- [DIRECTION]: Find the line containing "Read all visible content and emit it as JSON.". Retype it and every line after it through the end of the entries, exactly as written, with nothing added.

- [DATASET EXTRACT]:
:::::

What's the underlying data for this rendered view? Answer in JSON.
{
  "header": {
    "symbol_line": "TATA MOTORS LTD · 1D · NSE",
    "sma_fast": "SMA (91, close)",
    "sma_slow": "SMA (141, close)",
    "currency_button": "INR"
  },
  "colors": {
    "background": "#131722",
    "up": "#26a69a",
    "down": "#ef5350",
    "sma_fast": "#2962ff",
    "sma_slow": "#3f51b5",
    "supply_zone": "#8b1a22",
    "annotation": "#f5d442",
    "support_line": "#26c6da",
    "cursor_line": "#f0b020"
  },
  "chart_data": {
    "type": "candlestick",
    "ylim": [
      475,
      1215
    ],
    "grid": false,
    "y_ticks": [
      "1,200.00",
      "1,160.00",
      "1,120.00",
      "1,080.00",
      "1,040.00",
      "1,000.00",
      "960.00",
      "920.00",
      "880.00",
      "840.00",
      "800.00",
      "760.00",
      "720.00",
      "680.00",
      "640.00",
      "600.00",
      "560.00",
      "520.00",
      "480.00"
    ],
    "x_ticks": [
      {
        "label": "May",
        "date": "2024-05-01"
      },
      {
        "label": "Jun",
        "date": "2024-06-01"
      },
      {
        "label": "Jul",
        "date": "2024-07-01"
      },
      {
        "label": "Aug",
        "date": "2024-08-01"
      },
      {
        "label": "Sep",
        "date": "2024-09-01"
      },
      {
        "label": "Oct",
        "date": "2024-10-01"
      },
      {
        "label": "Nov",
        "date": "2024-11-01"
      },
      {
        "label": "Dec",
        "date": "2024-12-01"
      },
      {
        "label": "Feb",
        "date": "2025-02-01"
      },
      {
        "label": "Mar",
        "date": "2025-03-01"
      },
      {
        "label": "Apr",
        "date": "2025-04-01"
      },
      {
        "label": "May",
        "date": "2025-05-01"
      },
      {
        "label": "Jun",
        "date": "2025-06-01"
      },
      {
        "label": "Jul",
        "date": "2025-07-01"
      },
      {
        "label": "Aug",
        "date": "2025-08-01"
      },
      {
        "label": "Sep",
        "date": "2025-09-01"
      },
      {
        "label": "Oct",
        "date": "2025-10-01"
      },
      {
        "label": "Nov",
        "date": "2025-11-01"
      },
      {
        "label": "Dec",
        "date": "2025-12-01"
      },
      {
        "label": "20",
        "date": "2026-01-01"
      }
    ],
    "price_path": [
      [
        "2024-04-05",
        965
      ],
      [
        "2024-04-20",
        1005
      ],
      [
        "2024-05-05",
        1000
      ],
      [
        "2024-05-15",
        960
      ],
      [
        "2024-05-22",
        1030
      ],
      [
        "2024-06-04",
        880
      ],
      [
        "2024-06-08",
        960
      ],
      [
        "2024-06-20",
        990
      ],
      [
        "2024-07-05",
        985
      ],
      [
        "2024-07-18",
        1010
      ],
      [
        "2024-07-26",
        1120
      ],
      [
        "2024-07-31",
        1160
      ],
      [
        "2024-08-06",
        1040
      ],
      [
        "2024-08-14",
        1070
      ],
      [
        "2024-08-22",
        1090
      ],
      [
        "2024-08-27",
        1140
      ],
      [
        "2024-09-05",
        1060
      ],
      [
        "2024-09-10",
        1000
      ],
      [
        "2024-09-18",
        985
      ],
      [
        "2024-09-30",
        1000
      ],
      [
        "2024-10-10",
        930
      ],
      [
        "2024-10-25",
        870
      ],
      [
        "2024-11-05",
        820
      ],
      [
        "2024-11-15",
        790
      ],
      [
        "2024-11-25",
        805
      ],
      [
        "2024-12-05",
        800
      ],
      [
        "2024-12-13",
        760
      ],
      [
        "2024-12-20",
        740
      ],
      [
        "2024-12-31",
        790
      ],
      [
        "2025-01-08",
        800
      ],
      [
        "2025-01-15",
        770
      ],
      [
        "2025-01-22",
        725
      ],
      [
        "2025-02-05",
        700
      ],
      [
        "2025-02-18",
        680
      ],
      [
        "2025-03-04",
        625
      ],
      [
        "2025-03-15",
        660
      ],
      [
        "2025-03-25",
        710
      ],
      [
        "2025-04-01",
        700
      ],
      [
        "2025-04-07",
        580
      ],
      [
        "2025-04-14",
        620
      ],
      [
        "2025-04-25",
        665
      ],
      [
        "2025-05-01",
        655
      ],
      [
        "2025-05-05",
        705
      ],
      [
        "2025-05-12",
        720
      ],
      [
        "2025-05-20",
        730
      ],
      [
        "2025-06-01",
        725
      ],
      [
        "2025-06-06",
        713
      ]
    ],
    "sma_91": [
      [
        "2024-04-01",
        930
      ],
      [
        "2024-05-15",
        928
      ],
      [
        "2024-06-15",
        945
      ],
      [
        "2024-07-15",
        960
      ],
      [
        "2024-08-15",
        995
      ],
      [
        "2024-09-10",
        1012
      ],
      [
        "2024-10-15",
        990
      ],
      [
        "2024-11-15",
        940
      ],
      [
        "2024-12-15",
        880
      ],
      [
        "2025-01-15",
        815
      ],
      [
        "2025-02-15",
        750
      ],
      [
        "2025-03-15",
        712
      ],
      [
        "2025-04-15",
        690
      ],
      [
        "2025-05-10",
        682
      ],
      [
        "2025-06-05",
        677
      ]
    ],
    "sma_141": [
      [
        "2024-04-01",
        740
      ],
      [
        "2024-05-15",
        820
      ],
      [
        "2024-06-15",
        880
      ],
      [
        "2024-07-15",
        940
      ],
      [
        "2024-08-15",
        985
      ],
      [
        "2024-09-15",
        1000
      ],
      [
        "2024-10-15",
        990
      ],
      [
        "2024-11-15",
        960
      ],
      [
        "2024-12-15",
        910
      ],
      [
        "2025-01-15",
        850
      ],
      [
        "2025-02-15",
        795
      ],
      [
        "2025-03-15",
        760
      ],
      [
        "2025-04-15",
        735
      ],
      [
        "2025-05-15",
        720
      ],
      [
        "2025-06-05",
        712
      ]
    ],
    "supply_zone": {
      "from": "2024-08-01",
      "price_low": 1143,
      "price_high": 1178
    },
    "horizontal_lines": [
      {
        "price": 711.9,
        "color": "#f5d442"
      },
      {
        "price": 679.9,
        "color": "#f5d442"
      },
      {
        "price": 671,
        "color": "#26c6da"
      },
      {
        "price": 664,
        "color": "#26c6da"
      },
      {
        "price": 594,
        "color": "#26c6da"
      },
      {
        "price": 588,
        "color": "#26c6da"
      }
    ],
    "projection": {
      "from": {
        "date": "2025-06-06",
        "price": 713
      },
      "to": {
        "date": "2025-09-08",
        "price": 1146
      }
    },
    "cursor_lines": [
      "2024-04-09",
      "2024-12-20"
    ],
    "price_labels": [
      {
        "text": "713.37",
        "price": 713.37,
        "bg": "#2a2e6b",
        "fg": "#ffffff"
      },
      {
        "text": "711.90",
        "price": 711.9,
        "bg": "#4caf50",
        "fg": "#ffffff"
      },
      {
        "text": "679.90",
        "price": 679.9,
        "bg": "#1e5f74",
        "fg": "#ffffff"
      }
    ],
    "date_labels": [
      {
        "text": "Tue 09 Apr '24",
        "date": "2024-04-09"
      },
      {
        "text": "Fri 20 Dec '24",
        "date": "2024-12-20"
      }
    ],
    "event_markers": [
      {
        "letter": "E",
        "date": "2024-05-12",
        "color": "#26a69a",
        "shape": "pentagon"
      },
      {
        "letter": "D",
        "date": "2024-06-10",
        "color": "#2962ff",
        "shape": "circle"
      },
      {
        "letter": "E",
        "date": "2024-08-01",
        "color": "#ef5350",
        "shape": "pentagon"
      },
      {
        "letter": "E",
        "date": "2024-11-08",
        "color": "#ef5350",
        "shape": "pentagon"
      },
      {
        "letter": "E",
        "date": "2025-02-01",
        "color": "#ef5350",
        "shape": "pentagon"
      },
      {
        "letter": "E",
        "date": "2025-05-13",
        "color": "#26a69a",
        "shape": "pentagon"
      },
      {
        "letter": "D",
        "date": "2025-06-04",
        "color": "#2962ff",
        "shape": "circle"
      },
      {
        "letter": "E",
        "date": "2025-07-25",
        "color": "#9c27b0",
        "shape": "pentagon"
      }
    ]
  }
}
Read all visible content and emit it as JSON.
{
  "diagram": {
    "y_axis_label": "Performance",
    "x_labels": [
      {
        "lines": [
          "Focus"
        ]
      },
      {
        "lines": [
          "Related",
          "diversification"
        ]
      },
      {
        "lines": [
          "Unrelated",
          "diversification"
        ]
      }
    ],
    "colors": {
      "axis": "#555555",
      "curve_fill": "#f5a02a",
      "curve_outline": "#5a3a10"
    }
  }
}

:::::

- [SOLUTION FOR THIS PROBLEM]:
Read all visible content and emit it as JSON.
{
  "diagram": {
    "y_axis_label": "Performance",
    "x_labels": [
      {
        "lines": [
          "Focus"
        ]
      },
      {
        "lines": [
          "Related",
          "diversification"
        ]
      },
      {
        "lines": [
          "Unrelated",
          "diversification"
        ]
      }
    ],
    "colors": {
      "axis": "#555555",
      "curve_fill": "#f5a02a",
      "curve_outline": "#5a3a10"
    }
  }
}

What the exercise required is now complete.